## WHAT THE TASK ASKS
Note each line where "value" appears, and copy it.

:: RECORDS FOR THE EXERCISE

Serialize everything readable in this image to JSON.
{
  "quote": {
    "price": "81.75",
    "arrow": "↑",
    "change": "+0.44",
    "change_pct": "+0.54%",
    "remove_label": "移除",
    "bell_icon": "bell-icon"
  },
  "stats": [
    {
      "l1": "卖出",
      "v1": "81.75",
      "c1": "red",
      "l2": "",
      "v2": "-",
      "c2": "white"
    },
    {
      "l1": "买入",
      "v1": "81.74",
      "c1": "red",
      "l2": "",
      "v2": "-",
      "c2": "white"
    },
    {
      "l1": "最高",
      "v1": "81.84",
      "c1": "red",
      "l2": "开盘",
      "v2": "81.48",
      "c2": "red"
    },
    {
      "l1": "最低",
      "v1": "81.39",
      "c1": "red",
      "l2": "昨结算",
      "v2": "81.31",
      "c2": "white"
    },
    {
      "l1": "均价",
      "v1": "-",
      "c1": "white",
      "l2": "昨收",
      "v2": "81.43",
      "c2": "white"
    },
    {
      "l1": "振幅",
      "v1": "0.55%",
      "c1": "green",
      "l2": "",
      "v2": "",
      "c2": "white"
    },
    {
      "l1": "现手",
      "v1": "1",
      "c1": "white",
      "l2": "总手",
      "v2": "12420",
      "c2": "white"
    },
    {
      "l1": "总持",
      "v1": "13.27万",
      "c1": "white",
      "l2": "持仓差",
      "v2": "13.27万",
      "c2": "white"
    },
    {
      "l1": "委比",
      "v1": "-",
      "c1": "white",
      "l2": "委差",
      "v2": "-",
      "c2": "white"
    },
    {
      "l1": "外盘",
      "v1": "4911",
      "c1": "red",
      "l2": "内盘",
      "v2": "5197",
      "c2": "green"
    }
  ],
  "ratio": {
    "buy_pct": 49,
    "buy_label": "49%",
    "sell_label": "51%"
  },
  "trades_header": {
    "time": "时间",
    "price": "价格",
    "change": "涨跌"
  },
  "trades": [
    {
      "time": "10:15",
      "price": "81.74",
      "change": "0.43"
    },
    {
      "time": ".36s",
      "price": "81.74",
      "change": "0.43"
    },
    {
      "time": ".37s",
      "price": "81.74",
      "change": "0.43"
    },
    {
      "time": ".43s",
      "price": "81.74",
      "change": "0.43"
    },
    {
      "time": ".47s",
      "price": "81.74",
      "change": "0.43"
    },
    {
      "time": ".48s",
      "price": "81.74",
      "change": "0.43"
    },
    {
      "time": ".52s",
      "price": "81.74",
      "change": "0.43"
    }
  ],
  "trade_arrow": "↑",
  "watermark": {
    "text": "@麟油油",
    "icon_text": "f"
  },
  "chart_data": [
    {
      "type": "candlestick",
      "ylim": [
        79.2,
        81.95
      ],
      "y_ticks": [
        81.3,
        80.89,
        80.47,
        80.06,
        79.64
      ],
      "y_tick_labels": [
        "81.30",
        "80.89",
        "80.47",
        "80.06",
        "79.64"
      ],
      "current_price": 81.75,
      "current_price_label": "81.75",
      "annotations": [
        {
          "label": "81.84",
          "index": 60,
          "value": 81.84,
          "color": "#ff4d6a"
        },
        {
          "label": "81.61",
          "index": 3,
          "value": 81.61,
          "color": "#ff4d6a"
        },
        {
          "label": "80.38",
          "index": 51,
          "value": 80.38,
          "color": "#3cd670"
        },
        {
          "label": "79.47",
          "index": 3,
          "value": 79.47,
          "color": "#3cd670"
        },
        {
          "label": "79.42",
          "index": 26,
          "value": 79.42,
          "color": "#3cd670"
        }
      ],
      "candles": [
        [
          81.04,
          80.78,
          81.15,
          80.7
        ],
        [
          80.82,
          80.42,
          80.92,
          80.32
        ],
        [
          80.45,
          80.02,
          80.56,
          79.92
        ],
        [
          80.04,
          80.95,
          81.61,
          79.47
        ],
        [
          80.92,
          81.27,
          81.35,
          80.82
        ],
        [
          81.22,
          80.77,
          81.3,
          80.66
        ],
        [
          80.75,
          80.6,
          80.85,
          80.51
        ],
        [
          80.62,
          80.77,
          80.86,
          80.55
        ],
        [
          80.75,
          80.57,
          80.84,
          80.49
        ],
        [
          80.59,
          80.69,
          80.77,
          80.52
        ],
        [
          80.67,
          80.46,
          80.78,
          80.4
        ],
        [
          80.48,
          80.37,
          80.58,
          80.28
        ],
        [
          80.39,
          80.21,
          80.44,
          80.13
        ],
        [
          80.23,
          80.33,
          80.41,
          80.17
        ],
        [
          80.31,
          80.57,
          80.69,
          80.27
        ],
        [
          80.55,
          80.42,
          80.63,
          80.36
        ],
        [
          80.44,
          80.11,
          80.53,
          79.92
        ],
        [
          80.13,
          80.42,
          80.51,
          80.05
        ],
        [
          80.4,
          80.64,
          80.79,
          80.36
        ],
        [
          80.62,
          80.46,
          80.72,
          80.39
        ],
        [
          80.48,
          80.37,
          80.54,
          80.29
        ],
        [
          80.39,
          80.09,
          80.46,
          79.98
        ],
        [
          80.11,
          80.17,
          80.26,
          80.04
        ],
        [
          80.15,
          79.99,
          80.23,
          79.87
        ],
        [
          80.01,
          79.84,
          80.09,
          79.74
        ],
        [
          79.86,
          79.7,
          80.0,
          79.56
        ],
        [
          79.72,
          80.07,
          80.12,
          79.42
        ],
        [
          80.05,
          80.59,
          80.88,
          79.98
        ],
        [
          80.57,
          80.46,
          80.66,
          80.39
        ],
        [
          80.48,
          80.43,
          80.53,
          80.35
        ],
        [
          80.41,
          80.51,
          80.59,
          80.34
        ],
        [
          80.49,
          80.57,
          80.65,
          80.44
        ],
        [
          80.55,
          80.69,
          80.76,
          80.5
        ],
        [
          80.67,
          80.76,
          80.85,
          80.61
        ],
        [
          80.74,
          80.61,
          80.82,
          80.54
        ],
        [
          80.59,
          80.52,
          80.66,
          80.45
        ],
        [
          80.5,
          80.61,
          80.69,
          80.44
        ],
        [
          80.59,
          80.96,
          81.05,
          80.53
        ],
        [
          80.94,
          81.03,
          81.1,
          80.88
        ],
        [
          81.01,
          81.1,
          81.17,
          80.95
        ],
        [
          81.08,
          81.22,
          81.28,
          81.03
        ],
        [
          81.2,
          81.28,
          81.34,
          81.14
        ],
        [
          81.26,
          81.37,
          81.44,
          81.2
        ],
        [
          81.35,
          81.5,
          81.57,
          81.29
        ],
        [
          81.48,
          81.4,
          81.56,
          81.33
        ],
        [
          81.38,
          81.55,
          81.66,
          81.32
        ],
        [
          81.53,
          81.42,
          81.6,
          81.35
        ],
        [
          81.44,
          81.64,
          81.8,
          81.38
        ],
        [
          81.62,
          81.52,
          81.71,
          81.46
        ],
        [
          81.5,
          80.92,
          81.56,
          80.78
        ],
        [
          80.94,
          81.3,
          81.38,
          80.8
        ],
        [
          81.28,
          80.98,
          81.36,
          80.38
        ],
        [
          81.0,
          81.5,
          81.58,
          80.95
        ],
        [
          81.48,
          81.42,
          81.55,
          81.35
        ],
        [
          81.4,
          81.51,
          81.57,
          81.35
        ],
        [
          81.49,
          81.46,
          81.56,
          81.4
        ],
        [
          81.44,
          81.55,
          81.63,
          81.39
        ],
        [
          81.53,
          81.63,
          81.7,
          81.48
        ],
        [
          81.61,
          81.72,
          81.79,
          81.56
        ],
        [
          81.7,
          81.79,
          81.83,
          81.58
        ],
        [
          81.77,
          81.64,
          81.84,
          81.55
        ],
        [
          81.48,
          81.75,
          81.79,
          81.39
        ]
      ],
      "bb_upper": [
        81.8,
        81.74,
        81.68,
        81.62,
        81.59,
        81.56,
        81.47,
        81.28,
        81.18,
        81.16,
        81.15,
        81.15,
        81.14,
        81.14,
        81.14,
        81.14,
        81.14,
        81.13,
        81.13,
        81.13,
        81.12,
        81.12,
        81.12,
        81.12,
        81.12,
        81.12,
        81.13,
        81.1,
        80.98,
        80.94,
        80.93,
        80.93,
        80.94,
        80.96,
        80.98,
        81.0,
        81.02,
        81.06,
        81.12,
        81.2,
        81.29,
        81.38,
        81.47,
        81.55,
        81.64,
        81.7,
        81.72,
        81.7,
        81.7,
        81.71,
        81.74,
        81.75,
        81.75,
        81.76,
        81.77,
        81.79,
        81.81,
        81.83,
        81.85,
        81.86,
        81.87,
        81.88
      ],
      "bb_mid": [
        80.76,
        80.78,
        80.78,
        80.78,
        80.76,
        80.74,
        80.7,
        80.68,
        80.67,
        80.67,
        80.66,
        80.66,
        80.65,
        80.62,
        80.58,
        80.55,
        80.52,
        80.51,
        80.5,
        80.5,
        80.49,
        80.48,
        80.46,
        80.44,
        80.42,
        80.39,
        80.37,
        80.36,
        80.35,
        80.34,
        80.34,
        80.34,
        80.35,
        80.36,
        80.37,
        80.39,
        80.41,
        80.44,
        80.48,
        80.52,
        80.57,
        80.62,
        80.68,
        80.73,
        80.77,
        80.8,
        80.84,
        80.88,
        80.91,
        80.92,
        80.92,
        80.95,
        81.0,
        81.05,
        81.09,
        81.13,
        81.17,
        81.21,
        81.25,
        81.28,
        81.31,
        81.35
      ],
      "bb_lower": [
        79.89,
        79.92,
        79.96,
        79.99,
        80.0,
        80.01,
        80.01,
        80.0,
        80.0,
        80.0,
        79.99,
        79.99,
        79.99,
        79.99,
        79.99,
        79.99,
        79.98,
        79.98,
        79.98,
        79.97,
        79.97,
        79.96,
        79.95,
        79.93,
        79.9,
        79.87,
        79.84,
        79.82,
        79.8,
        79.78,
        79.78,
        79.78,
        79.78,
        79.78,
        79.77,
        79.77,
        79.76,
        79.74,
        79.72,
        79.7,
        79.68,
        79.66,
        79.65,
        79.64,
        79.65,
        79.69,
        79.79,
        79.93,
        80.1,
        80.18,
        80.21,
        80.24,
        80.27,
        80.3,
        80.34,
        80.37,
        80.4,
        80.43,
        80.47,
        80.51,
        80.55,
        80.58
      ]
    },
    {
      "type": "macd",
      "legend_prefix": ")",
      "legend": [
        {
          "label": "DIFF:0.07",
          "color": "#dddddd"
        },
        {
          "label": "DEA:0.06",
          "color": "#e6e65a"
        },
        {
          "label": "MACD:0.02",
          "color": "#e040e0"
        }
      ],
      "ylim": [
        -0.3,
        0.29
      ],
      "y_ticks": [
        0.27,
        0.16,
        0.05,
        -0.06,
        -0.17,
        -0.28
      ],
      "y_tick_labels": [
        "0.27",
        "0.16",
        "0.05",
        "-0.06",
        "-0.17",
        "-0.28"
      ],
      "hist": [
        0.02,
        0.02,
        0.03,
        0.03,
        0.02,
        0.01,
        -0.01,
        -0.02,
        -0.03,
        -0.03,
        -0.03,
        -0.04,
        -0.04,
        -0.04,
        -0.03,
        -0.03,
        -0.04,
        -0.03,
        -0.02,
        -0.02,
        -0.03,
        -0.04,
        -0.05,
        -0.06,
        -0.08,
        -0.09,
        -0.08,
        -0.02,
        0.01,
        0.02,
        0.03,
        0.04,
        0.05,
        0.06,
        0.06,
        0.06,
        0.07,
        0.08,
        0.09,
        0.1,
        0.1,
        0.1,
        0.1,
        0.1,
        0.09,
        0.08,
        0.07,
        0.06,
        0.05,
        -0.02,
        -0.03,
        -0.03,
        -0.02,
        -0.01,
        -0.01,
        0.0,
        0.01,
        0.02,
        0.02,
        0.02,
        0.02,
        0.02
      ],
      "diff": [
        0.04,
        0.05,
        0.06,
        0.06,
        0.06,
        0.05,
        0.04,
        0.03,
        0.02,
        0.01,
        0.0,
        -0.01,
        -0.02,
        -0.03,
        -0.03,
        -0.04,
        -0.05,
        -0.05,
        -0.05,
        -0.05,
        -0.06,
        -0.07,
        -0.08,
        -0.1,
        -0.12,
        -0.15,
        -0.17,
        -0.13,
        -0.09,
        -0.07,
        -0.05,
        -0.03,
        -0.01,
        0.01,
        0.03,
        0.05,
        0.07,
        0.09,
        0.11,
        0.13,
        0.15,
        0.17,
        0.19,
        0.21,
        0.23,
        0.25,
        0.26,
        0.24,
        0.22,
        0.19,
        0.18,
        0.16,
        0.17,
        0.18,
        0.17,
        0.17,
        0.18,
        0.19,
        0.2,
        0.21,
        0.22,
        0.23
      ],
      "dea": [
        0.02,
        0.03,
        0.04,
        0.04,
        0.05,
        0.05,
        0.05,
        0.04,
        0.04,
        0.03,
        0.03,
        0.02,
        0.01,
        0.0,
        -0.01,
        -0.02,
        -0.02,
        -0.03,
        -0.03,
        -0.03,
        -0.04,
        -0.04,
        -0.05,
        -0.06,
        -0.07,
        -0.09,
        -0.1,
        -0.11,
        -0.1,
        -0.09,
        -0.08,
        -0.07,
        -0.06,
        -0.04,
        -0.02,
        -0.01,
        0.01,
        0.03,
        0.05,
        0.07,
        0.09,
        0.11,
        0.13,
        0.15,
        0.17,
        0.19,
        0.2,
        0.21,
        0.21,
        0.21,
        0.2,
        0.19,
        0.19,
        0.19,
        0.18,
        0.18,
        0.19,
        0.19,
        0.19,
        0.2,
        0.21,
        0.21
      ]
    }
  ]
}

::::

## THE RESULT
          "value": 81.84,
          "value": 81.61,
          "value": 80.38,
          "value": 79.47,
          "value": 79.42,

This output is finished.